[Records about charts and figures]
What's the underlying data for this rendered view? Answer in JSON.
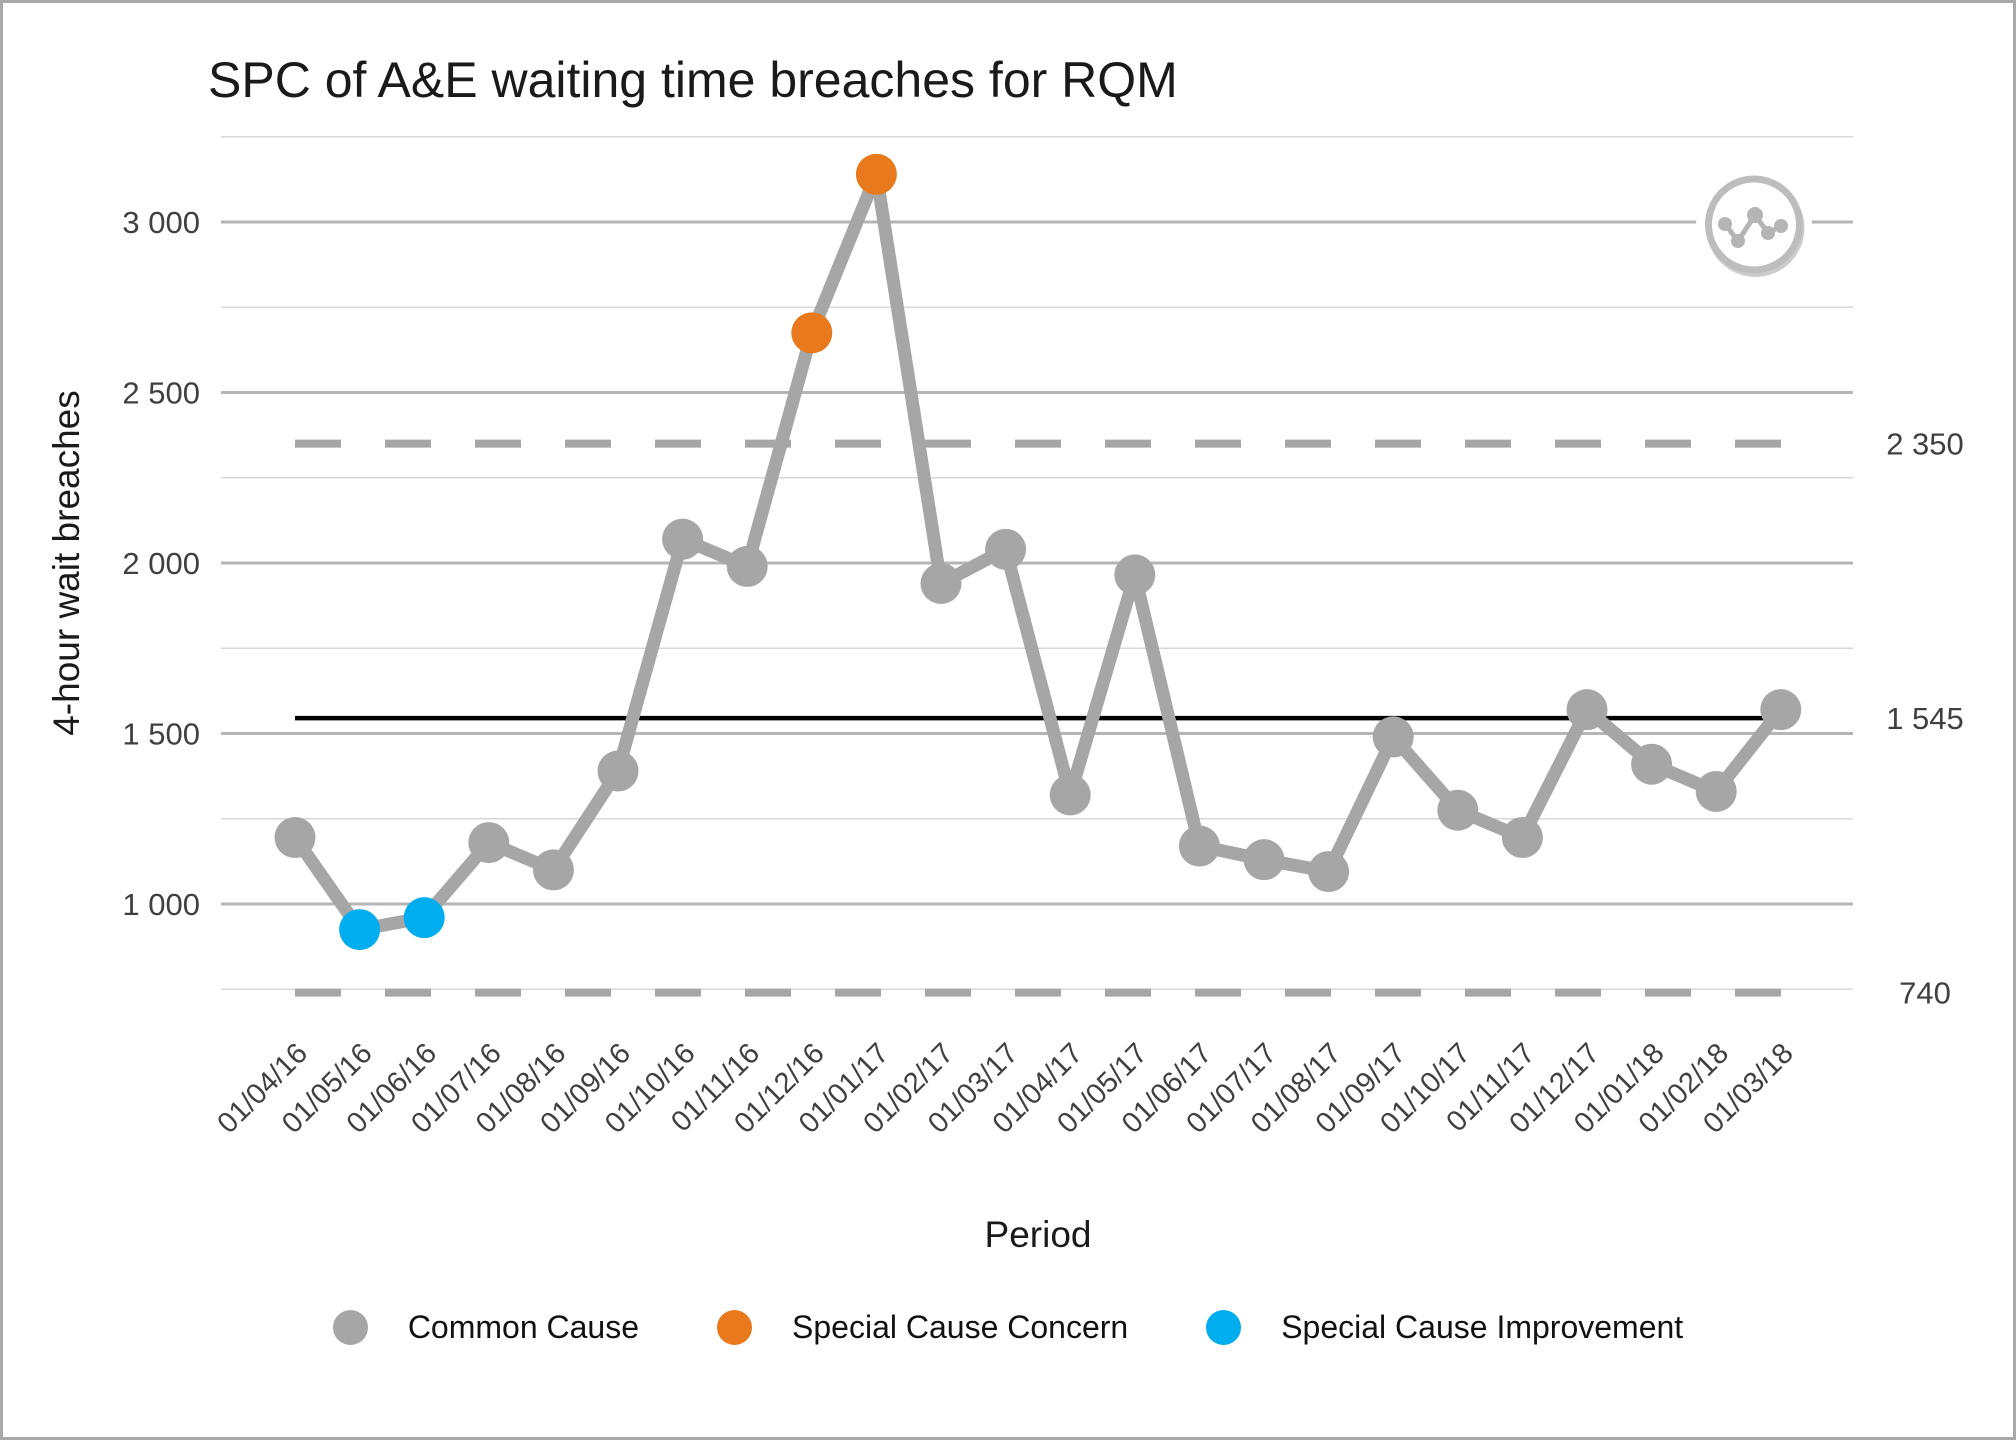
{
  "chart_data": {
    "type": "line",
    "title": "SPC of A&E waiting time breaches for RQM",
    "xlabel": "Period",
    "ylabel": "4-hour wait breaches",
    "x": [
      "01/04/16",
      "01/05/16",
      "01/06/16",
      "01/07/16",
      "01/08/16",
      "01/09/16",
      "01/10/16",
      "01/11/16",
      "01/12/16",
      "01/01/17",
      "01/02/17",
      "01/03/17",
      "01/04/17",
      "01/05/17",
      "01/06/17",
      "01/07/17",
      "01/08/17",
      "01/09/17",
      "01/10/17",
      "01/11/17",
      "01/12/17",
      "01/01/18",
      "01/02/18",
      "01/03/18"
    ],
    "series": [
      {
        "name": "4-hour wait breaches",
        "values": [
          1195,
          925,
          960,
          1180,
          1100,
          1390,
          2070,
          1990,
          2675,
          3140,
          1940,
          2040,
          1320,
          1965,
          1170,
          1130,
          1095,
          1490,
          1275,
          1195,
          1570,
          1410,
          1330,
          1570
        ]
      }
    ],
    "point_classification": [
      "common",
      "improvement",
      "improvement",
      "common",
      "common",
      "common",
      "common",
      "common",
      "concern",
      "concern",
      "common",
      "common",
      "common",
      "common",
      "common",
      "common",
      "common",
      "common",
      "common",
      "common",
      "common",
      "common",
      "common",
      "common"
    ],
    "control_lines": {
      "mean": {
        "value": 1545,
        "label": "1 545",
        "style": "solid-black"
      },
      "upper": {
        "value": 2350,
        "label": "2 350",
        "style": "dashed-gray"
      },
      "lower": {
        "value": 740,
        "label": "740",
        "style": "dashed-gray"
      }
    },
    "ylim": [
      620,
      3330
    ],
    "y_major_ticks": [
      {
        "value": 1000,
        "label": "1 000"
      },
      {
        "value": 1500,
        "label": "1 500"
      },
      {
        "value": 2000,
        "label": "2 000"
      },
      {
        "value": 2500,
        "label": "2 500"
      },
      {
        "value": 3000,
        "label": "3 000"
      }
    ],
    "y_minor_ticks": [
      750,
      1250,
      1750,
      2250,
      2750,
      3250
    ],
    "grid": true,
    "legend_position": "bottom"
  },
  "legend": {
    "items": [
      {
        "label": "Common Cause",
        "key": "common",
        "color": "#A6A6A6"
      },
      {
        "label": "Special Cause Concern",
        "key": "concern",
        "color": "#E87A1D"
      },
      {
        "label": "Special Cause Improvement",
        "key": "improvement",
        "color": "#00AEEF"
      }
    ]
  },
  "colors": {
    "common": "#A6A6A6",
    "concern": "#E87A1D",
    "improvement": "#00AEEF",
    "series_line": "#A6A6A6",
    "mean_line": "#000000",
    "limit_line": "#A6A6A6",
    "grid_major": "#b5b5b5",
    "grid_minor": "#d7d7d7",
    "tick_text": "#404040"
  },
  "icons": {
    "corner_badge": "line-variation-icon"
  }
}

Exercise aim: Check the data for the word "hour" and pull out the lines that have it.

Exercise result:
    "ylabel": "4-hour wait breaches",
        "name": "4-hour wait breaches",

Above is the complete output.